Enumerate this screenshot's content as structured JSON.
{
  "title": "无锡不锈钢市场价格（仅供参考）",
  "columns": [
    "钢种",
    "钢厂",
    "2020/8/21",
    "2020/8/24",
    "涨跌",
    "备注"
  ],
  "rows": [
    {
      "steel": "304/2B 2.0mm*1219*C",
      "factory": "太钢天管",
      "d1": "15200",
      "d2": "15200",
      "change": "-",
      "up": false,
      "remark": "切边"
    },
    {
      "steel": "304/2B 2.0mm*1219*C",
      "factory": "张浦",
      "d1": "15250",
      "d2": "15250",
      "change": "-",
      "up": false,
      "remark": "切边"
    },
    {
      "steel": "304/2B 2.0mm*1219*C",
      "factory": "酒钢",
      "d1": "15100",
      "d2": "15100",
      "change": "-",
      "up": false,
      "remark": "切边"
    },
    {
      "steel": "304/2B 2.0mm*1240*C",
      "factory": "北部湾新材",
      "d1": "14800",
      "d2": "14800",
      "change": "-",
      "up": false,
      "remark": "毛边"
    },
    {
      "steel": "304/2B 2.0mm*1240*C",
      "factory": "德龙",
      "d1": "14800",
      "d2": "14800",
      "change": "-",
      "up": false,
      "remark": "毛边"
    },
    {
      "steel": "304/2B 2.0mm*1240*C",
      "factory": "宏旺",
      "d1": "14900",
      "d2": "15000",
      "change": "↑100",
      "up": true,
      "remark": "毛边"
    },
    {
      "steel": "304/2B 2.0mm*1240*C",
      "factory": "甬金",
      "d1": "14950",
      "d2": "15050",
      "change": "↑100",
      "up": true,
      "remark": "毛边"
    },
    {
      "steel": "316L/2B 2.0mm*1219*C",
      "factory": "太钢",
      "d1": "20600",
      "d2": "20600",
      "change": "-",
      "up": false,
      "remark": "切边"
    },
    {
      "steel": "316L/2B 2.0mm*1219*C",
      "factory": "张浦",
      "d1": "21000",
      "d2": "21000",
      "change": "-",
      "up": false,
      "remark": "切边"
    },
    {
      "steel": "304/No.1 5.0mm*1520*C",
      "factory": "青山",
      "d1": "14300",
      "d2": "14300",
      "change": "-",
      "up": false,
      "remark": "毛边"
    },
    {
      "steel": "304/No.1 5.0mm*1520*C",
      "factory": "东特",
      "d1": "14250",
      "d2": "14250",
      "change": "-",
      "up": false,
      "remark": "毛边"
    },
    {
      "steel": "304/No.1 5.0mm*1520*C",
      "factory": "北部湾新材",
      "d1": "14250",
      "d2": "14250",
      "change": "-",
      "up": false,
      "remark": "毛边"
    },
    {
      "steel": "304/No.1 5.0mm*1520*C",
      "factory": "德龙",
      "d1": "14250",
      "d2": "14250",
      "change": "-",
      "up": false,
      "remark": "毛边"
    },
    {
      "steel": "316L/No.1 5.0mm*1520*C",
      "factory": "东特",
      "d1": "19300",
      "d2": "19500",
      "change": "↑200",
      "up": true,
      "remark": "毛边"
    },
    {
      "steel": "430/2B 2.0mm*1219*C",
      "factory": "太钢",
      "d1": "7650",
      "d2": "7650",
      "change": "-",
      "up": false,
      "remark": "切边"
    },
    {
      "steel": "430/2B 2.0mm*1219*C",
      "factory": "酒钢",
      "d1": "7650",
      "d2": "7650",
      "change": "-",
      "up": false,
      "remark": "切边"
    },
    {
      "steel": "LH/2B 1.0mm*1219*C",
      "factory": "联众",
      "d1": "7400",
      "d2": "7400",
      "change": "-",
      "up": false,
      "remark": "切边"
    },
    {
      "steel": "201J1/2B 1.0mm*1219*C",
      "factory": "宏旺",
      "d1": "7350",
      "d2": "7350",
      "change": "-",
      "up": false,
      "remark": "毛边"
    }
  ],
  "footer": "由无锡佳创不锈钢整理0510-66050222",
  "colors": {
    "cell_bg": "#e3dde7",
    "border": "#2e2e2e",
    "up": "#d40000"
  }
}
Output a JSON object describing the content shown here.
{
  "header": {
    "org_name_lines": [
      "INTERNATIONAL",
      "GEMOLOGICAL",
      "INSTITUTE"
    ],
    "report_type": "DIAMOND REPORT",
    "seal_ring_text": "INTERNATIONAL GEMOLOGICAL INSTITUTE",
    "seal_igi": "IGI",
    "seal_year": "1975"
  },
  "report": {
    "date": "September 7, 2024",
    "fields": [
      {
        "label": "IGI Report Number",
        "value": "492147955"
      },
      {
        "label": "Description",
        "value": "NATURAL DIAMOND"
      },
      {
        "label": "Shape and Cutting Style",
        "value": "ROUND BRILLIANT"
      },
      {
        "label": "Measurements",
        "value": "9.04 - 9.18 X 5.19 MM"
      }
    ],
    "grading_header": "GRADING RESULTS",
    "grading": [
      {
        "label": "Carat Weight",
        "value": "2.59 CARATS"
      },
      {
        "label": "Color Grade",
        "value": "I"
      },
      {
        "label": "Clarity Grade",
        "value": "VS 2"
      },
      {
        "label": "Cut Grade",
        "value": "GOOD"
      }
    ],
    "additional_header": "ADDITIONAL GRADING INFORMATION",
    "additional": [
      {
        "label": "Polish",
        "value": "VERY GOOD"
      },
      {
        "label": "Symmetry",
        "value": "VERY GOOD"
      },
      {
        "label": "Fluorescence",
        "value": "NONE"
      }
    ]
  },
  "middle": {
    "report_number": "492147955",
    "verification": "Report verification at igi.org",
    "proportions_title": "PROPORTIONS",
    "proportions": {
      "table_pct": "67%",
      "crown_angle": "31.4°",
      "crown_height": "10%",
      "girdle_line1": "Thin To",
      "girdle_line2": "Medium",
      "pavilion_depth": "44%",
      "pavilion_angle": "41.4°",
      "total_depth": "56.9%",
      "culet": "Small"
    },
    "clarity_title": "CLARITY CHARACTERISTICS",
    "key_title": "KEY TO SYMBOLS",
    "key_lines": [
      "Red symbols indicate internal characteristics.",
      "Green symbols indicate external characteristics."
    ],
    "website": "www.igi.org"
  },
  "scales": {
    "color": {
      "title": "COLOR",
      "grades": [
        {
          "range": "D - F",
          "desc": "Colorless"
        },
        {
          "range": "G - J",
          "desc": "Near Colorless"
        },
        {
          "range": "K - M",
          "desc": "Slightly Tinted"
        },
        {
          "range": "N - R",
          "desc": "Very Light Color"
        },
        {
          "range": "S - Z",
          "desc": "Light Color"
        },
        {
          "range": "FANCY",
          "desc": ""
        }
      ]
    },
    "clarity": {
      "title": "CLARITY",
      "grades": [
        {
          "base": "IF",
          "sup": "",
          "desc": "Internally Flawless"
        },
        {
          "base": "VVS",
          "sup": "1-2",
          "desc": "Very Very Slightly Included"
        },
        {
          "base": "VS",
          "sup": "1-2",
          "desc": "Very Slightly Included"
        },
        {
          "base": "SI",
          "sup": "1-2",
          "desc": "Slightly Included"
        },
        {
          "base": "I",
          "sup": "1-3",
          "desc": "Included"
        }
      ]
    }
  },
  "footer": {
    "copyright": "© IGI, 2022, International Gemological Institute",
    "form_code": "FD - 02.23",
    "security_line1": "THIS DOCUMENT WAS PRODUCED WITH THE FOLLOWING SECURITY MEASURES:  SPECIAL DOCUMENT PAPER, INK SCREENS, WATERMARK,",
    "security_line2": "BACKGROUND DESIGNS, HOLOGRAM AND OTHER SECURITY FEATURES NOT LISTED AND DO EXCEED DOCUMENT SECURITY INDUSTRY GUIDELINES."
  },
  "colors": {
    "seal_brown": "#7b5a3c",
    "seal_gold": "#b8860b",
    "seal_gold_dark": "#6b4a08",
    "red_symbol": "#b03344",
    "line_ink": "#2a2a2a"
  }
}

• Written instruction
Take every line that includes the string "Colorless" and copy it.

• Correct answer
          "desc": "Colorless"
          "desc": "Near Colorless"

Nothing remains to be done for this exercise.